Data extracted from a collection:
○ ○ ○ ○ ○

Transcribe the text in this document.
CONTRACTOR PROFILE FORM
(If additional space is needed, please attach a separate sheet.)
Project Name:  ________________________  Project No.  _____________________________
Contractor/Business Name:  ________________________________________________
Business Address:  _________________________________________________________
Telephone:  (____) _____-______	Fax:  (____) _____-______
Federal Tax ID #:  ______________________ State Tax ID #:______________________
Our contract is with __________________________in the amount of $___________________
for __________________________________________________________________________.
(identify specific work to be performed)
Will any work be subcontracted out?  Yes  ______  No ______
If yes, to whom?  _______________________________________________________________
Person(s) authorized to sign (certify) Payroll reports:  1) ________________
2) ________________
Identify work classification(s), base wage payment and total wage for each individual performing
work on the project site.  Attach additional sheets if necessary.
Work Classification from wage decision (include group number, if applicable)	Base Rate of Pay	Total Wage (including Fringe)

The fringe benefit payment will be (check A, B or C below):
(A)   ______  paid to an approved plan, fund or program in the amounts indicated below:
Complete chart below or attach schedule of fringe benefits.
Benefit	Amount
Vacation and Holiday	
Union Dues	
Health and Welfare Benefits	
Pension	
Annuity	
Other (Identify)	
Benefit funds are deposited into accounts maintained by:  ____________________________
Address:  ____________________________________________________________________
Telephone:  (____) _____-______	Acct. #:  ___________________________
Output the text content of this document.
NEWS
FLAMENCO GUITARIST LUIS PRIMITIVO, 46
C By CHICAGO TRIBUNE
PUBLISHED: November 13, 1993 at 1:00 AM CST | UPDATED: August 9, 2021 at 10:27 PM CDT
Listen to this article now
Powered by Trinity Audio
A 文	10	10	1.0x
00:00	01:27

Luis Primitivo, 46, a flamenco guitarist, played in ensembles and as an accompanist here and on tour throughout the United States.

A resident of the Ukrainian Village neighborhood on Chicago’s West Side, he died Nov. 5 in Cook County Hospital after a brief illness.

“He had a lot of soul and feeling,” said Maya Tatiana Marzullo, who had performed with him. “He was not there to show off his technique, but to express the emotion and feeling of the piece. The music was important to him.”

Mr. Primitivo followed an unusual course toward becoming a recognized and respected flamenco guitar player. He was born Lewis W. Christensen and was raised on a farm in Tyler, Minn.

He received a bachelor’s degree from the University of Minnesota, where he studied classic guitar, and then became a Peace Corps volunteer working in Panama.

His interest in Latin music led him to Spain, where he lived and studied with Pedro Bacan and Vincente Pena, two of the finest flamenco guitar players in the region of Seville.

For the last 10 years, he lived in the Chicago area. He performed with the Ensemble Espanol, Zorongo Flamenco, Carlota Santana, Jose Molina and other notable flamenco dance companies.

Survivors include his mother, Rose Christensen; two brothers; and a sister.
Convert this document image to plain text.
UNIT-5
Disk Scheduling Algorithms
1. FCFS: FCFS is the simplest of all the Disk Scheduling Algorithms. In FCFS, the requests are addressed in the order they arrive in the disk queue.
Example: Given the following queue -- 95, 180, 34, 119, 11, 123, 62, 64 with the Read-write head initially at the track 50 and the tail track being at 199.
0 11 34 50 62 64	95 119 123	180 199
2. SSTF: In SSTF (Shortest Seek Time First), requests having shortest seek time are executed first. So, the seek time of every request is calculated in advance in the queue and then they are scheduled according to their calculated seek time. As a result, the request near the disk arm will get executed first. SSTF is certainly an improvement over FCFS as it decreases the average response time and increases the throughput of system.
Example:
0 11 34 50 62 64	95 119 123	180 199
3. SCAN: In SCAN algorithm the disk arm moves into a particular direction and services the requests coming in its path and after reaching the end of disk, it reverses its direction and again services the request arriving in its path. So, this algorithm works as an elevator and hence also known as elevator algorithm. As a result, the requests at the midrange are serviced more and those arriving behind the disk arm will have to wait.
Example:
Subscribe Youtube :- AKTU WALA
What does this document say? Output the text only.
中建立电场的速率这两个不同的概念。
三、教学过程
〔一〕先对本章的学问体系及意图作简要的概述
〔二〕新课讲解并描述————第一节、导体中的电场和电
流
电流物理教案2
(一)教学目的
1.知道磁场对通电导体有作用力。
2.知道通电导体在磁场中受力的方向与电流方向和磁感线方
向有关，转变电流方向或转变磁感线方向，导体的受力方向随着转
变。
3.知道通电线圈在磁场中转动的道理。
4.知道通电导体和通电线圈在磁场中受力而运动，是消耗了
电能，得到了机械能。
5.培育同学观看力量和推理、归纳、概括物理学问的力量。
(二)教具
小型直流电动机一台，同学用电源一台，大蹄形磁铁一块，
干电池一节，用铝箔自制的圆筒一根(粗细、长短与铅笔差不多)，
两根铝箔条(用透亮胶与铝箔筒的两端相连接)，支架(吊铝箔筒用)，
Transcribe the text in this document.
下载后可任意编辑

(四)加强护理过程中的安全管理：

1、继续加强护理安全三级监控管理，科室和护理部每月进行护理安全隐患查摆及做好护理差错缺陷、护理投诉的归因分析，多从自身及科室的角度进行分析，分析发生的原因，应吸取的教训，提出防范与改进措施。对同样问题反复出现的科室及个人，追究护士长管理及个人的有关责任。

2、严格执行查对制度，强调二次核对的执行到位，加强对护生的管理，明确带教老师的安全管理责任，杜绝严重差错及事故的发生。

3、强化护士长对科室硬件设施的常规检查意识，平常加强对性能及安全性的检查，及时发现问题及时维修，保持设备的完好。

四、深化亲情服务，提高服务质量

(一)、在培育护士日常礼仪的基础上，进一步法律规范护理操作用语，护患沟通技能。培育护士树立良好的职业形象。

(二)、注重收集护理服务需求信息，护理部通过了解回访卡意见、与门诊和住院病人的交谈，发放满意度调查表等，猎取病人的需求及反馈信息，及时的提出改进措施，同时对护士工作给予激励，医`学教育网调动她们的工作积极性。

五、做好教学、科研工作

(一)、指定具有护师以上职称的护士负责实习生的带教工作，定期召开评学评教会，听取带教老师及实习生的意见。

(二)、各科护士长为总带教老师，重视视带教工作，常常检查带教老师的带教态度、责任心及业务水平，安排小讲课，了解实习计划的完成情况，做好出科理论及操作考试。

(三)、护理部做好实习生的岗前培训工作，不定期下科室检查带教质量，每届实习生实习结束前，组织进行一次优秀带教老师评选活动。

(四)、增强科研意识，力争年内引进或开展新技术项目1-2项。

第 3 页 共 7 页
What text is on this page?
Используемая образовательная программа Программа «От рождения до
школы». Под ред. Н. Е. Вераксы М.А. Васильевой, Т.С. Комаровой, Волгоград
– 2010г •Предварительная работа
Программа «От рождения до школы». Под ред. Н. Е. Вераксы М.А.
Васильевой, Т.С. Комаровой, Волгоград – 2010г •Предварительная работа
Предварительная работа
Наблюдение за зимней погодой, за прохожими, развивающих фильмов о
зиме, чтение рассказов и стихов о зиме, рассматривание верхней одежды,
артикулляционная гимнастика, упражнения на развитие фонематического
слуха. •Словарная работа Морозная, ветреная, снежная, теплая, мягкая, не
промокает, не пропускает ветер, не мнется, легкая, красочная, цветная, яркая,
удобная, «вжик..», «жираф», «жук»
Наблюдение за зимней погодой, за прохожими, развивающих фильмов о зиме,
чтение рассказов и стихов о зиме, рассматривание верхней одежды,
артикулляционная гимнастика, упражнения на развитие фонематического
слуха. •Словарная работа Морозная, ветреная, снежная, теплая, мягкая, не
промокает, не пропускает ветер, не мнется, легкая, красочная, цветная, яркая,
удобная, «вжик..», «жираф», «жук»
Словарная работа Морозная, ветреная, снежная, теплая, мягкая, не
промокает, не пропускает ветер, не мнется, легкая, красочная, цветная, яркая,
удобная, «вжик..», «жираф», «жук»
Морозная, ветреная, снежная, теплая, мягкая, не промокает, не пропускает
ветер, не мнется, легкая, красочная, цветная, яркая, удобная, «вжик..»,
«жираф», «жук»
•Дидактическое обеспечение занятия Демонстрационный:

○ ○ ○ ○ ○

◆ **Task prompt**
In the listing above, find the line containing "What text is on this page?", then reproduce it and each line after it through the end, exactly and with nothing added.

◆ **Expected output**
What text is on this page?
Используемая образовательная программа Программа «От рождения до
школы». Под ред. Н. Е. Вераксы М.А. Васильевой, Т.С. Комаровой, Волгоград
– 2010г •Предварительная работа
Программа «От рождения до школы». Под ред. Н. Е. Вераксы М.А.
Васильевой, Т.С. Комаровой, Волгоград – 2010г •Предварительная работа
Предварительная работа
Наблюдение за зимней погодой, за прохожими, развивающих фильмов о
зиме, чтение рассказов и стихов о зиме, рассматривание верхней одежды,
артикулляционная гимнастика, упражнения на развитие фонематического
слуха. •Словарная работа Морозная, ветреная, снежная, теплая, мягкая, не
промокает, не пропускает ветер, не мнется, легкая, красочная, цветная, яркая,
удобная, «вжик..», «жираф», «жук»
Наблюдение за зимней погодой, за прохожими, развивающих фильмов о зиме,
чтение рассказов и стихов о зиме, рассматривание верхней одежды,
артикулляционная гимнастика, упражнения на развитие фонематического
слуха. •Словарная работа Морозная, ветреная, снежная, теплая, мягкая, не
промокает, не пропускает ветер, не мнется, легкая, красочная, цветная, яркая,
удобная, «вжик..», «жираф», «жук»
Словарная работа Морозная, ветреная, снежная, теплая, мягкая, не
промокает, не пропускает ветер, не мнется, легкая, красочная, цветная, яркая,
удобная, «вжик..», «жираф», «жук»
Морозная, ветреная, снежная, теплая, мягкая, не промокает, не пропускает
ветер, не мнется, легкая, красочная, цветная, яркая, удобная, «вжик..»,
«жираф», «жук»
•Дидактическое обеспечение занятия Демонстрационный:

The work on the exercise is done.